_Aim of the task_
Every line in the listing is to be echoed verbatim.
──────── Data in this exercise ────────
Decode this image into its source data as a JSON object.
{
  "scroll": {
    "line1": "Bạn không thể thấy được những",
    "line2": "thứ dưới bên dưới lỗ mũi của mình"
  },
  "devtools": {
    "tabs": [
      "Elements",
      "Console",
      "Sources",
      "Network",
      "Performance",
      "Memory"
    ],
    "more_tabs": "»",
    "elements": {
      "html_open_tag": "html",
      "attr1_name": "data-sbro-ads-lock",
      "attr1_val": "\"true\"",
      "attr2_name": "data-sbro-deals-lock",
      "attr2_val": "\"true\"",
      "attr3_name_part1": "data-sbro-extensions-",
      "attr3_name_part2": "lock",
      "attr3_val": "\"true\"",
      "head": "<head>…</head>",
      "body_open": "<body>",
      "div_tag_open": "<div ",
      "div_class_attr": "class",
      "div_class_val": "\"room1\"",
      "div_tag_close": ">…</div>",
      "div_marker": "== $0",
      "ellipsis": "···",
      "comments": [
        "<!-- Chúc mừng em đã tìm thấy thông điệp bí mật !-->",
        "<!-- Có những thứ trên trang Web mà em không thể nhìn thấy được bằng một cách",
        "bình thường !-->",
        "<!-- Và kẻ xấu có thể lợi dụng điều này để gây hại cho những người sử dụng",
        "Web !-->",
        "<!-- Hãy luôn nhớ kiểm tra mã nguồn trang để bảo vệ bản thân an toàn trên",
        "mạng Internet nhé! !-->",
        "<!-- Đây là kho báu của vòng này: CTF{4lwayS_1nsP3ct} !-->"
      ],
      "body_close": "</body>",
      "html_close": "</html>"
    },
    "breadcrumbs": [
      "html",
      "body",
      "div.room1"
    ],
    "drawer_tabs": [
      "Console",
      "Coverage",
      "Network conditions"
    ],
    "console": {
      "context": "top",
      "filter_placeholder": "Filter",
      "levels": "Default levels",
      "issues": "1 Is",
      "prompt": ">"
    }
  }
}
────────
_Output_
Decode this image into its source data as a JSON object.
{
  "scroll": {
    "line1": "Bạn không thể thấy được những",
    "line2": "thứ dưới bên dưới lỗ mũi của mình"
  },
  "devtools": {
    "tabs": [
      "Elements",
      "Console",
      "Sources",
      "Network",
      "Performance",
      "Memory"
    ],
    "more_tabs": "»",
    "elements": {
      "html_open_tag": "html",
      "attr1_name": "data-sbro-ads-lock",
      "attr1_val": "\"true\"",
      "attr2_name": "data-sbro-deals-lock",
      "attr2_val": "\"true\"",
      "attr3_name_part1": "data-sbro-extensions-",
      "attr3_name_part2": "lock",
      "attr3_val": "\"true\"",
      "head": "<head>…</head>",
      "body_open": "<body>",
      "div_tag_open": "<div ",
      "div_class_attr": "class",
      "div_class_val": "\"room1\"",
      "div_tag_close": ">…</div>",
      "div_marker": "== $0",
      "ellipsis": "···",
      "comments": [
        "<!-- Chúc mừng em đã tìm thấy thông điệp bí mật !-->",
        "<!-- Có những thứ trên trang Web mà em không thể nhìn thấy được bằng một cách",
        "bình thường !-->",
        "<!-- Và kẻ xấu có thể lợi dụng điều này để gây hại cho những người sử dụng",
        "Web !-->",
        "<!-- Hãy luôn nhớ kiểm tra mã nguồn trang để bảo vệ bản thân an toàn trên",
        "mạng Internet nhé! !-->",
        "<!-- Đây là kho báu của vòng này: CTF{4lwayS_1nsP3ct} !-->"
      ],
      "body_close": "</body>",
      "html_close": "</html>"
    },
    "breadcrumbs": [
      "html",
      "body",
      "div.room1"
    ],
    "drawer_tabs": [
      "Console",
      "Coverage",
      "Network conditions"
    ],
    "console": {
      "context": "top",
      "filter_placeholder": "Filter",
      "levels": "Default levels",
      "issues": "1 Is",
      "prompt": ">"
    }
  }
}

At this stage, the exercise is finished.